For every line in the data below that contains "name", copy the line.

-- BEGIN Given records --

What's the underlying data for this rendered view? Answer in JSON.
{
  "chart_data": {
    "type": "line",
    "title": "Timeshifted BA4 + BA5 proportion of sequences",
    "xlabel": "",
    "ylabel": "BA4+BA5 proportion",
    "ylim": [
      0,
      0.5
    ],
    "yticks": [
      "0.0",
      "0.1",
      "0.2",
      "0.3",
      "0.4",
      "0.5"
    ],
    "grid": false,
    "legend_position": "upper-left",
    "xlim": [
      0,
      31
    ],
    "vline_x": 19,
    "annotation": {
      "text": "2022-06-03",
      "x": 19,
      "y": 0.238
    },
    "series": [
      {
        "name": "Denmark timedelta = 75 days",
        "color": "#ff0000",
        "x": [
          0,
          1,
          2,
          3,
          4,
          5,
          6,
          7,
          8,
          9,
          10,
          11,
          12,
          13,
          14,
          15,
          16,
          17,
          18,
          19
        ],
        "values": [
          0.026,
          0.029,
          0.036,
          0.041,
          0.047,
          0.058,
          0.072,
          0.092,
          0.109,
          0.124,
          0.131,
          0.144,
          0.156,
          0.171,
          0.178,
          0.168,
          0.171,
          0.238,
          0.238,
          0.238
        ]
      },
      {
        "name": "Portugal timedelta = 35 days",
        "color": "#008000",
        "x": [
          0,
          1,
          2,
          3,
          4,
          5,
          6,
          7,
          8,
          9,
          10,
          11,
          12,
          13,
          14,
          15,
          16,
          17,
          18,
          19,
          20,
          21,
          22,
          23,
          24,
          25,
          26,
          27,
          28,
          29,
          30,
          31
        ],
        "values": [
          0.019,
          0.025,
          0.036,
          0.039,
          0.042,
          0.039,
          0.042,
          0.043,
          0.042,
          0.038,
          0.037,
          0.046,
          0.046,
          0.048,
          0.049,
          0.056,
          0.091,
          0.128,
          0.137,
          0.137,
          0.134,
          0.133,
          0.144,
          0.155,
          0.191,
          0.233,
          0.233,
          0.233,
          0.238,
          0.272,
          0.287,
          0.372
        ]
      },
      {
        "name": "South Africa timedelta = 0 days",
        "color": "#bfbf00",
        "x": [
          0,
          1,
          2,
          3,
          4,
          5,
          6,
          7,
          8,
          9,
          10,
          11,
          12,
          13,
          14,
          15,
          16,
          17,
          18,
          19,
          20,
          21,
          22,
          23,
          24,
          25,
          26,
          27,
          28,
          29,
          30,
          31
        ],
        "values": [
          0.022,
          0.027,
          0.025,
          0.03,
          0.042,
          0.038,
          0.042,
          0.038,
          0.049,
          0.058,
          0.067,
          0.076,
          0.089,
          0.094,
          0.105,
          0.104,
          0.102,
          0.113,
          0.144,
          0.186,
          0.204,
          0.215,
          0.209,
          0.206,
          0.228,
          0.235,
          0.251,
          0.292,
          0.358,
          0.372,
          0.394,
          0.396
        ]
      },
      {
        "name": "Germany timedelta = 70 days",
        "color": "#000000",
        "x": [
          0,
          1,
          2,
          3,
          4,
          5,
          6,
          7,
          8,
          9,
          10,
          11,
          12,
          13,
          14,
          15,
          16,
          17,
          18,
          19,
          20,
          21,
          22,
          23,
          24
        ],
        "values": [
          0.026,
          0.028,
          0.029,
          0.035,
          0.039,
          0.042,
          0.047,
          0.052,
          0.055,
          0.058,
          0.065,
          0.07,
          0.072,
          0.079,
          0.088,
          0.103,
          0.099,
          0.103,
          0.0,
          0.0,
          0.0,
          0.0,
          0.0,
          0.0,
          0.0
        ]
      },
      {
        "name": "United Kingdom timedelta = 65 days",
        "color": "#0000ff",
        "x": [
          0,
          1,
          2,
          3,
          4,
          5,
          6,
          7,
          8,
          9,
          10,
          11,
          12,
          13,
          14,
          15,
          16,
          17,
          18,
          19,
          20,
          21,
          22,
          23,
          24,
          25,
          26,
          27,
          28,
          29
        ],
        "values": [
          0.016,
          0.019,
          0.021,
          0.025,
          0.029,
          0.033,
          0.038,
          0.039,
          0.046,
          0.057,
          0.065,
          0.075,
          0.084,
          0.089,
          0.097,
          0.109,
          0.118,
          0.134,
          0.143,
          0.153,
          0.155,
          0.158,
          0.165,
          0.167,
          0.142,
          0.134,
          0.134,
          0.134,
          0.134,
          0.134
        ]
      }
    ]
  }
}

-- END Given records --

[Result of this task]
        "name": "Denmark timedelta = 75 days",
        "name": "Portugal timedelta = 35 days",
        "name": "South Africa timedelta = 0 days",
        "name": "Germany timedelta = 70 days",
        "name": "United Kingdom timedelta = 65 days",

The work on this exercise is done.